Exercise: Give the entries again, word for word.
Start of Supplied entries
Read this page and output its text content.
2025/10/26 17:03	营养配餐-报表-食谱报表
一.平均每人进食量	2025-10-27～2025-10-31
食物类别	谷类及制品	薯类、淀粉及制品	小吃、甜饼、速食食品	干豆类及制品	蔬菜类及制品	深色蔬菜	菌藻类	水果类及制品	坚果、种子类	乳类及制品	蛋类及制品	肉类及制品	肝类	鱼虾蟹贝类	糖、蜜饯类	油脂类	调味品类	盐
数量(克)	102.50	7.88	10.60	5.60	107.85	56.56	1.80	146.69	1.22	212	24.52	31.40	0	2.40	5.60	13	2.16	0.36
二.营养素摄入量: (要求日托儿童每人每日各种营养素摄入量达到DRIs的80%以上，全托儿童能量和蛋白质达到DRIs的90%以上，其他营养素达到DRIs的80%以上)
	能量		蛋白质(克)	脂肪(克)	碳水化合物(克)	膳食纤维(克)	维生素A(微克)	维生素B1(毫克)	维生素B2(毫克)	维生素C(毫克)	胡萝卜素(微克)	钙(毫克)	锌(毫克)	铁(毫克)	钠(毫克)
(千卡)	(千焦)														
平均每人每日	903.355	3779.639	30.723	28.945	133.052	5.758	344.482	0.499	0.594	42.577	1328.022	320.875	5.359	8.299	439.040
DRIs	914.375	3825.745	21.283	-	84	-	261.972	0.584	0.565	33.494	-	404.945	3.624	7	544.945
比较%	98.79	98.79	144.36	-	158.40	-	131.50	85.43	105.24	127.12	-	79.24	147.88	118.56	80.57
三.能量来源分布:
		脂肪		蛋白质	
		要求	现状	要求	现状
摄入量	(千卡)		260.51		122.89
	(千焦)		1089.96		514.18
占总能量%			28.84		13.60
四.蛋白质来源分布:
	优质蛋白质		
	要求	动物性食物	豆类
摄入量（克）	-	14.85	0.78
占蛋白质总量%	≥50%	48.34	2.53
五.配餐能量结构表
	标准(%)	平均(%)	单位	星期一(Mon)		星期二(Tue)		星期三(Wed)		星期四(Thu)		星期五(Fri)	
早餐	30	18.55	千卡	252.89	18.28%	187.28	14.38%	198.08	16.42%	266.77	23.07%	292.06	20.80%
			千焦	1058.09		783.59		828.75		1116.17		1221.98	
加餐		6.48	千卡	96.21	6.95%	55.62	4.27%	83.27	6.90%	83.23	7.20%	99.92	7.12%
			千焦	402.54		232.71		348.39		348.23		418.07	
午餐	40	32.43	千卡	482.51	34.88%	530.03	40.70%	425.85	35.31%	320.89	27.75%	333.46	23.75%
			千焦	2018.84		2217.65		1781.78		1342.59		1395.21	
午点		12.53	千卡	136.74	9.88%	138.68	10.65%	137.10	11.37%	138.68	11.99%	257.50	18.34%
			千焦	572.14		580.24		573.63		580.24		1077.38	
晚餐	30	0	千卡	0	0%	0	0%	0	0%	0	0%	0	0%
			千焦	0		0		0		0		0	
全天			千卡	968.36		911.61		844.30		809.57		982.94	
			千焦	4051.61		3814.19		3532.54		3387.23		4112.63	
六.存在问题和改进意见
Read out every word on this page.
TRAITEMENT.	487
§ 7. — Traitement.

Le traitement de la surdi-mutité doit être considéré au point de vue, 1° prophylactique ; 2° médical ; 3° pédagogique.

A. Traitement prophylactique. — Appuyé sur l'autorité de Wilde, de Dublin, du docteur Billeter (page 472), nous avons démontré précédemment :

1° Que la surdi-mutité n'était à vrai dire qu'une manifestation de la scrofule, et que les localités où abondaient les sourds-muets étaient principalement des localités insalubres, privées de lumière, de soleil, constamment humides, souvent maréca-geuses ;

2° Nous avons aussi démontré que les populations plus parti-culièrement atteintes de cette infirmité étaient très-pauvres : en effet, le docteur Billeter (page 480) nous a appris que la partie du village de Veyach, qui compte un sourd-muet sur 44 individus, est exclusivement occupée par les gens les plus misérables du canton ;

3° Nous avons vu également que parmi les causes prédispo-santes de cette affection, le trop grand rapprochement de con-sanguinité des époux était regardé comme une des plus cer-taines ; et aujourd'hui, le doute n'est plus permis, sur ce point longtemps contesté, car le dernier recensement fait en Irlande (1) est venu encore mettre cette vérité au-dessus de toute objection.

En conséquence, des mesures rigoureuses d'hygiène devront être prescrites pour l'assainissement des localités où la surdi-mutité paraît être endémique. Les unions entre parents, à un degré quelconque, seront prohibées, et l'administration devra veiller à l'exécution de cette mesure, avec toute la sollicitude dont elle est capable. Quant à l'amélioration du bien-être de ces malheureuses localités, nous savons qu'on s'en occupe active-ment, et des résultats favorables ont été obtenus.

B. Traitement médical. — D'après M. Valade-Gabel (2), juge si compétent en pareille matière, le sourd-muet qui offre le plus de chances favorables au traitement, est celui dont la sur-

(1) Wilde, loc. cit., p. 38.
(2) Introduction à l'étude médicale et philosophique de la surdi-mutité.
End of Supplied entries
Exercise solution:
Read this page and output its text content.
2025/10/26 17:03	营养配餐-报表-食谱报表
一.平均每人进食量	2025-10-27～2025-10-31
食物类别	谷类及制品	薯类、淀粉及制品	小吃、甜饼、速食食品	干豆类及制品	蔬菜类及制品	深色蔬菜	菌藻类	水果类及制品	坚果、种子类	乳类及制品	蛋类及制品	肉类及制品	肝类	鱼虾蟹贝类	糖、蜜饯类	油脂类	调味品类	盐
数量(克)	102.50	7.88	10.60	5.60	107.85	56.56	1.80	146.69	1.22	212	24.52	31.40	0	2.40	5.60	13	2.16	0.36
二.营养素摄入量: (要求日托儿童每人每日各种营养素摄入量达到DRIs的80%以上，全托儿童能量和蛋白质达到DRIs的90%以上，其他营养素达到DRIs的80%以上)
	能量		蛋白质(克)	脂肪(克)	碳水化合物(克)	膳食纤维(克)	维生素A(微克)	维生素B1(毫克)	维生素B2(毫克)	维生素C(毫克)	胡萝卜素(微克)	钙(毫克)	锌(毫克)	铁(毫克)	钠(毫克)
(千卡)	(千焦)														
平均每人每日	903.355	3779.639	30.723	28.945	133.052	5.758	344.482	0.499	0.594	42.577	1328.022	320.875	5.359	8.299	439.040
DRIs	914.375	3825.745	21.283	-	84	-	261.972	0.584	0.565	33.494	-	404.945	3.624	7	544.945
比较%	98.79	98.79	144.36	-	158.40	-	131.50	85.43	105.24	127.12	-	79.24	147.88	118.56	80.57
三.能量来源分布:
		脂肪		蛋白质	
		要求	现状	要求	现状
摄入量	(千卡)		260.51		122.89
	(千焦)		1089.96		514.18
占总能量%			28.84		13.60
四.蛋白质来源分布:
	优质蛋白质		
	要求	动物性食物	豆类
摄入量（克）	-	14.85	0.78
占蛋白质总量%	≥50%	48.34	2.53
五.配餐能量结构表
	标准(%)	平均(%)	单位	星期一(Mon)		星期二(Tue)		星期三(Wed)		星期四(Thu)		星期五(Fri)	
早餐	30	18.55	千卡	252.89	18.28%	187.28	14.38%	198.08	16.42%	266.77	23.07%	292.06	20.80%
			千焦	1058.09		783.59		828.75		1116.17		1221.98	
加餐		6.48	千卡	96.21	6.95%	55.62	4.27%	83.27	6.90%	83.23	7.20%	99.92	7.12%
			千焦	402.54		232.71		348.39		348.23		418.07	
午餐	40	32.43	千卡	482.51	34.88%	530.03	40.70%	425.85	35.31%	320.89	27.75%	333.46	23.75%
			千焦	2018.84		2217.65		1781.78		1342.59		1395.21	
午点		12.53	千卡	136.74	9.88%	138.68	10.65%	137.10	11.37%	138.68	11.99%	257.50	18.34%
			千焦	572.14		580.24		573.63		580.24		1077.38	
晚餐	30	0	千卡	0	0%	0	0%	0	0%	0	0%	0	0%
			千焦	0		0		0		0		0	
全天			千卡	968.36		911.61		844.30		809.57		982.94	
			千焦	4051.61		3814.19		3532.54		3387.23		4112.63	
六.存在问题和改进意见
Read out every word on this page.
TRAITEMENT.	487
§ 7. — Traitement.

Le traitement de la surdi-mutité doit être considéré au point de vue, 1° prophylactique ; 2° médical ; 3° pédagogique.

A. Traitement prophylactique. — Appuyé sur l'autorité de Wilde, de Dublin, du docteur Billeter (page 472), nous avons démontré précédemment :

1° Que la surdi-mutité n'était à vrai dire qu'une manifestation de la scrofule, et que les localités où abondaient les sourds-muets étaient principalement des localités insalubres, privées de lumière, de soleil, constamment humides, souvent maréca-geuses ;

2° Nous avons aussi démontré que les populations plus parti-culièrement atteintes de cette infirmité étaient très-pauvres : en effet, le docteur Billeter (page 480) nous a appris que la partie du village de Veyach, qui compte un sourd-muet sur 44 individus, est exclusivement occupée par les gens les plus misérables du canton ;

3° Nous avons vu également que parmi les causes prédispo-santes de cette affection, le trop grand rapprochement de con-sanguinité des époux était regardé comme une des plus cer-taines ; et aujourd'hui, le doute n'est plus permis, sur ce point longtemps contesté, car le dernier recensement fait en Irlande (1) est venu encore mettre cette vérité au-dessus de toute objection.

En conséquence, des mesures rigoureuses d'hygiène devront être prescrites pour l'assainissement des localités où la surdi-mutité paraît être endémique. Les unions entre parents, à un degré quelconque, seront prohibées, et l'administration devra veiller à l'exécution de cette mesure, avec toute la sollicitude dont elle est capable. Quant à l'amélioration du bien-être de ces malheureuses localités, nous savons qu'on s'en occupe active-ment, et des résultats favorables ont été obtenus.

B. Traitement médical. — D'après M. Valade-Gabel (2), juge si compétent en pareille matière, le sourd-muet qui offre le plus de chances favorables au traitement, est celui dont la sur-

(1) Wilde, loc. cit., p. 38.
(2) Introduction à l'étude médicale et philosophique de la surdi-mutité.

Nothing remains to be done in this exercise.